Records for the exercise:
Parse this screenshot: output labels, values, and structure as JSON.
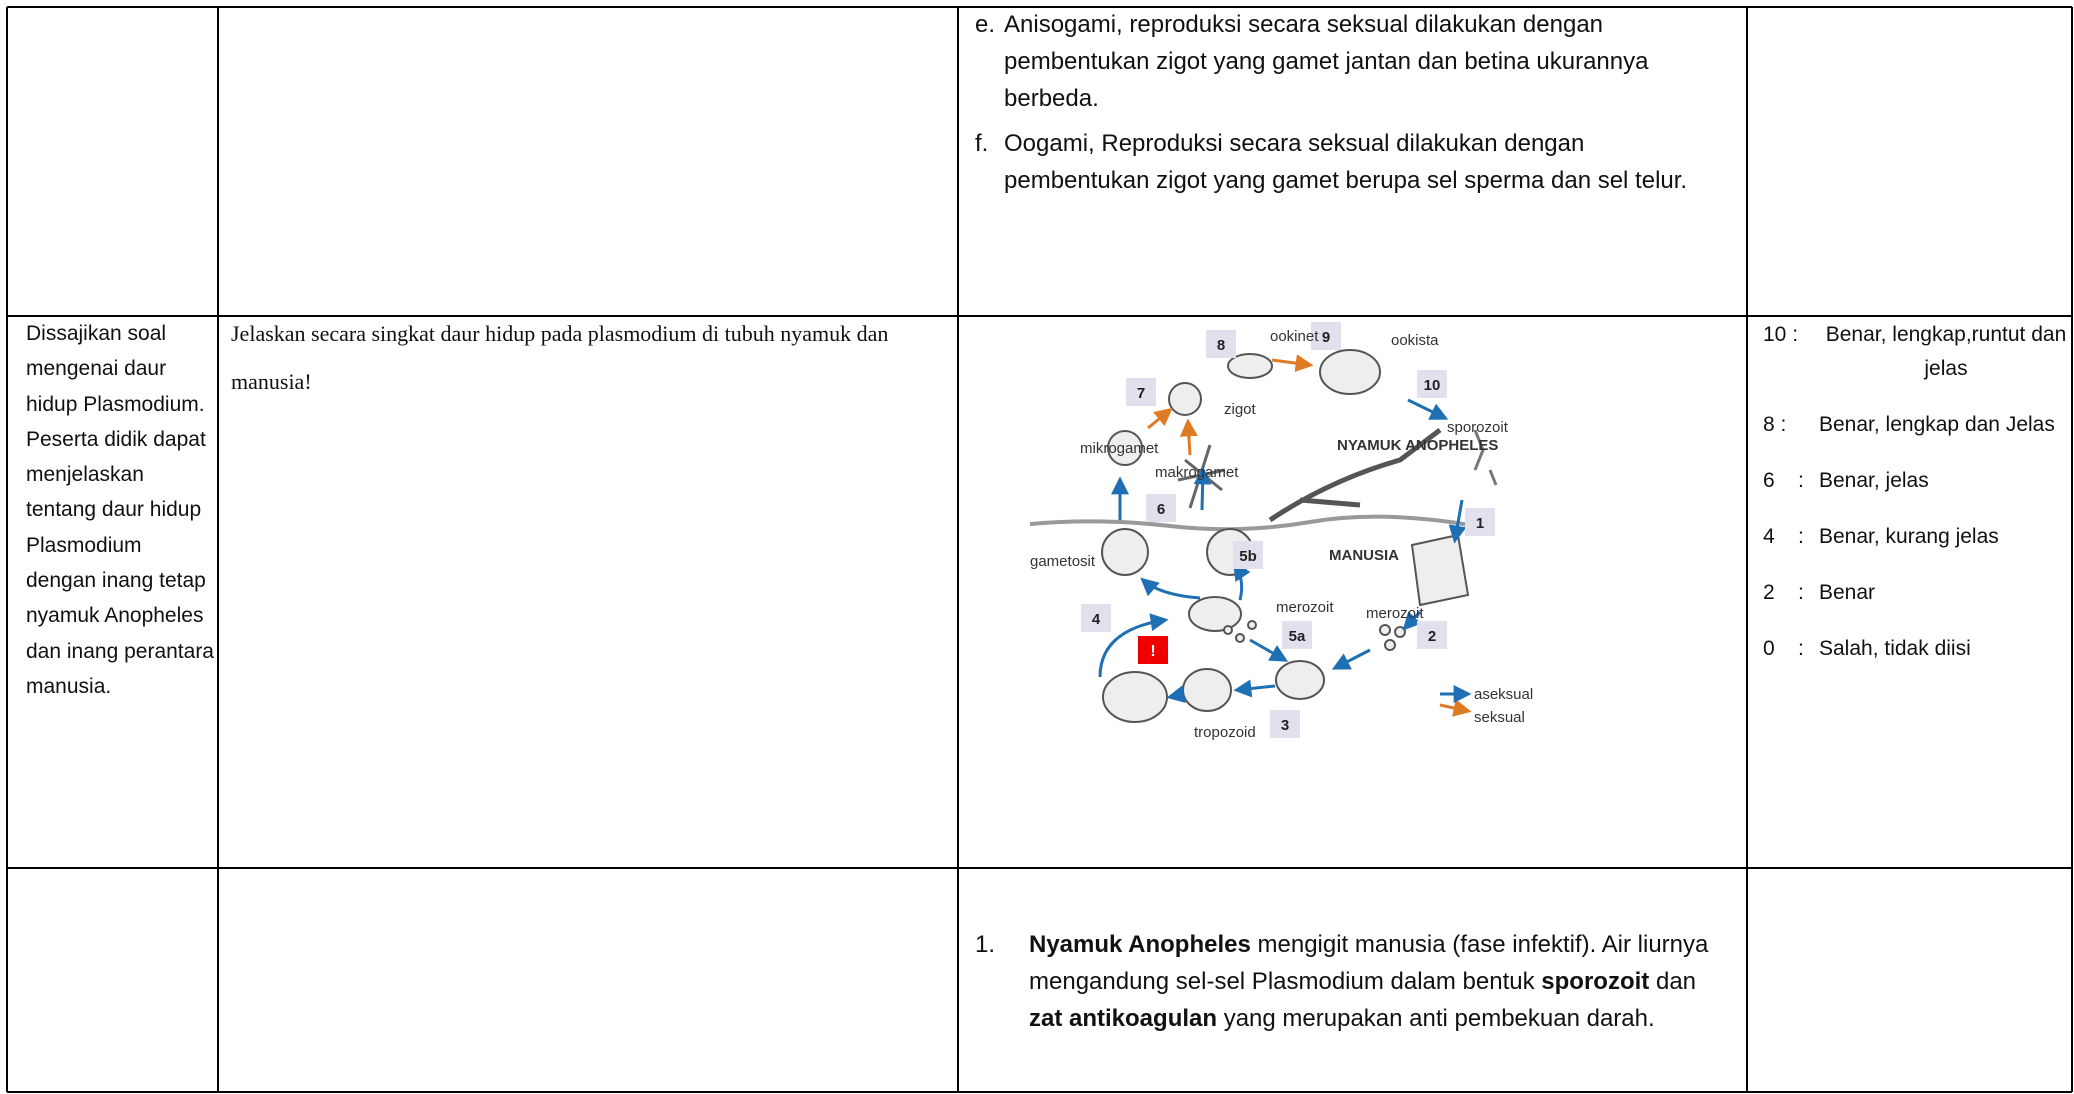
{
  "table": {
    "rows": [
      {
        "cells": [
          {
            "text": ""
          },
          {
            "text": ""
          },
          {
            "items": [
              {
                "marker": "e.",
                "text": "Anisogami, reproduksi secara seksual dilakukan dengan pembentukan zigot yang gamet jantan dan betina ukurannya berbeda."
              },
              {
                "marker": "f.",
                "text": "Oogami, Reproduksi secara seksual dilakukan dengan pembentukan zigot yang gamet berupa sel sperma dan sel telur."
              }
            ]
          },
          {
            "text": ""
          }
        ]
      },
      {
        "cells": [
          {
            "text": "Dissajikan soal mengenai daur hidup Plasmodium. Peserta didik dapat menjelaskan tentang daur hidup Plasmodium dengan inang tetap nyamuk Anopheles dan inang perantara manusia."
          },
          {
            "text": "Jelaskan secara singkat daur hidup pada plasmodium di tubuh nyamuk dan manusia!"
          },
          {
            "diagram": {
              "labels": [
                "ookinet",
                "ookista",
                "zigot",
                "sporozoit",
                "NYAMUK ANOPHELES",
                "mikrogamet",
                "makrogamet",
                "MANUSIA",
                "gametosit",
                "merozoit",
                "merozoit",
                "tropozoid",
                "aseksual",
                "seksual"
              ],
              "steps": [
                "8",
                "9",
                "10",
                "7",
                "6",
                "1",
                "5b",
                "4",
                "5a",
                "2",
                "3"
              ],
              "warning": "!"
            }
          },
          {
            "grades": [
              {
                "score": "10 :",
                "text": "Benar, lengkap,runtut dan jelas"
              },
              {
                "score": "8 :",
                "text": "Benar, lengkap dan Jelas"
              },
              {
                "score": "6    :",
                "text": "Benar, jelas"
              },
              {
                "score": "4    :",
                "text": "Benar, kurang jelas"
              },
              {
                "score": "2    :",
                "text": "Benar"
              },
              {
                "score": "0    :",
                "text": "Salah, tidak diisi"
              }
            ]
          }
        ]
      },
      {
        "cells": [
          {
            "text": ""
          },
          {
            "text": ""
          },
          {
            "items": [
              {
                "marker": "1.",
                "segments": [
                  {
                    "text": "Nyamuk Anopheles",
                    "bold": true
                  },
                  {
                    "text": " mengigit manusia (fase infektif).  Air liurnya mengandung sel-sel Plasmodium dalam bentuk ",
                    "bold": false
                  },
                  {
                    "text": "sporozoit",
                    "bold": true
                  },
                  {
                    "text": " dan ",
                    "bold": false
                  },
                  {
                    "text": "zat antikoagulan",
                    "bold": true
                  },
                  {
                    "text": " yang merupakan anti pembekuan darah.",
                    "bold": false
                  }
                ]
              }
            ]
          },
          {
            "text": ""
          }
        ]
      }
    ]
  }
}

Work to do:
Identify the lines of the data that contain the word "hidup". Copy each of them.

Response to the exercise:
            "text": "Dissajikan soal mengenai daur hidup Plasmodium. Peserta didik dapat menjelaskan tentang daur hidup Plasmodium dengan inang tetap nyamuk Anopheles dan inang perantara manusia."
            "text": "Jelaskan secara singkat daur hidup pada plasmodium di tubuh nyamuk dan manusia!"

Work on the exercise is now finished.